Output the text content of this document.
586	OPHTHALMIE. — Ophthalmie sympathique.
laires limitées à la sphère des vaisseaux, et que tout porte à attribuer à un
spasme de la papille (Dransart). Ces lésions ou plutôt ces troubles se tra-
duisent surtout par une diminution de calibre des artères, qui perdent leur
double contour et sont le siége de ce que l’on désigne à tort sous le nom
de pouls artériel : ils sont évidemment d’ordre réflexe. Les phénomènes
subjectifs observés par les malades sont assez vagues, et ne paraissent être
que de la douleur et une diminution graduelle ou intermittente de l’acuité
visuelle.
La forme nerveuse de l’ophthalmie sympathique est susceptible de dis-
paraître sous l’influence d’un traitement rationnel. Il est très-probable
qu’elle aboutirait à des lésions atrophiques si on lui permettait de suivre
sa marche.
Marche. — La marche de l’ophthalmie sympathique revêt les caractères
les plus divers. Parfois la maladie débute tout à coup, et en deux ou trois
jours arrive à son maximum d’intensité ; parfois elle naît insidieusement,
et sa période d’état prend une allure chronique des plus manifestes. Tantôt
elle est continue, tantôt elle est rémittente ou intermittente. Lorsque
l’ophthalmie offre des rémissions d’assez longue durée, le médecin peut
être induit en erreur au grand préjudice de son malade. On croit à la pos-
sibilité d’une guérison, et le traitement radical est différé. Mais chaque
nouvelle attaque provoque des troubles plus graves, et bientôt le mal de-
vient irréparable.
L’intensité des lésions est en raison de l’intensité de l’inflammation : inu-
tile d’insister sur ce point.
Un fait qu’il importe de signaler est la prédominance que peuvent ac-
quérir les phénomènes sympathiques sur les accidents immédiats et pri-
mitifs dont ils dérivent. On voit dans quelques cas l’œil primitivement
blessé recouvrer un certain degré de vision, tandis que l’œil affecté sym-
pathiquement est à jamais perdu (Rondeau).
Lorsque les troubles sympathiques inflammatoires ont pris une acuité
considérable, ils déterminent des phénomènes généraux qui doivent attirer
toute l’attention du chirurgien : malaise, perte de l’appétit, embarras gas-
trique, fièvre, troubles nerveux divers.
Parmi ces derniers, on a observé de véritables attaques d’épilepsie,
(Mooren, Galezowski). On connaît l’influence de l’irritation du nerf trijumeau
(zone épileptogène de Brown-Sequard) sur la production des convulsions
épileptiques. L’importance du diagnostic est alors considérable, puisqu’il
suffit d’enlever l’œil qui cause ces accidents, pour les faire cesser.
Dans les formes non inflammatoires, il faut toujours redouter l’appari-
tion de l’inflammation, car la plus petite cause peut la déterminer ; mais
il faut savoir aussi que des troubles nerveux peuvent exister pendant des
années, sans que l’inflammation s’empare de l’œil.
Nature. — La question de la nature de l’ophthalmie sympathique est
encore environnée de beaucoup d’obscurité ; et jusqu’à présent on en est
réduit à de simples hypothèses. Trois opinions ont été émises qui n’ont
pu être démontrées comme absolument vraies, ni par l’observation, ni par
☆ ☆ ☆
**Exercise directions:**
Restate the records, all of them, precisely as written.

**Problem solution:**
Output the text content of this document.
586	OPHTHALMIE. — Ophthalmie sympathique.
laires limitées à la sphère des vaisseaux, et que tout porte à attribuer à un
spasme de la papille (Dransart). Ces lésions ou plutôt ces troubles se tra-
duisent surtout par une diminution de calibre des artères, qui perdent leur
double contour et sont le siége de ce que l’on désigne à tort sous le nom
de pouls artériel : ils sont évidemment d’ordre réflexe. Les phénomènes
subjectifs observés par les malades sont assez vagues, et ne paraissent être
que de la douleur et une diminution graduelle ou intermittente de l’acuité
visuelle.
La forme nerveuse de l’ophthalmie sympathique est susceptible de dis-
paraître sous l’influence d’un traitement rationnel. Il est très-probable
qu’elle aboutirait à des lésions atrophiques si on lui permettait de suivre
sa marche.
Marche. — La marche de l’ophthalmie sympathique revêt les caractères
les plus divers. Parfois la maladie débute tout à coup, et en deux ou trois
jours arrive à son maximum d’intensité ; parfois elle naît insidieusement,
et sa période d’état prend une allure chronique des plus manifestes. Tantôt
elle est continue, tantôt elle est rémittente ou intermittente. Lorsque
l’ophthalmie offre des rémissions d’assez longue durée, le médecin peut
être induit en erreur au grand préjudice de son malade. On croit à la pos-
sibilité d’une guérison, et le traitement radical est différé. Mais chaque
nouvelle attaque provoque des troubles plus graves, et bientôt le mal de-
vient irréparable.
L’intensité des lésions est en raison de l’intensité de l’inflammation : inu-
tile d’insister sur ce point.
Un fait qu’il importe de signaler est la prédominance que peuvent ac-
quérir les phénomènes sympathiques sur les accidents immédiats et pri-
mitifs dont ils dérivent. On voit dans quelques cas l’œil primitivement
blessé recouvrer un certain degré de vision, tandis que l’œil affecté sym-
pathiquement est à jamais perdu (Rondeau).
Lorsque les troubles sympathiques inflammatoires ont pris une acuité
considérable, ils déterminent des phénomènes généraux qui doivent attirer
toute l’attention du chirurgien : malaise, perte de l’appétit, embarras gas-
trique, fièvre, troubles nerveux divers.
Parmi ces derniers, on a observé de véritables attaques d’épilepsie,
(Mooren, Galezowski). On connaît l’influence de l’irritation du nerf trijumeau
(zone épileptogène de Brown-Sequard) sur la production des convulsions
épileptiques. L’importance du diagnostic est alors considérable, puisqu’il
suffit d’enlever l’œil qui cause ces accidents, pour les faire cesser.
Dans les formes non inflammatoires, il faut toujours redouter l’appari-
tion de l’inflammation, car la plus petite cause peut la déterminer ; mais
il faut savoir aussi que des troubles nerveux peuvent exister pendant des
années, sans que l’inflammation s’empare de l’œil.
Nature. — La question de la nature de l’ophthalmie sympathique est
encore environnée de beaucoup d’obscurité ; et jusqu’à présent on en est
réduit à de simples hypothèses. Trois opinions ont été émises qui n’ont
pu être démontrées comme absolument vraies, ni par l’observation, ni par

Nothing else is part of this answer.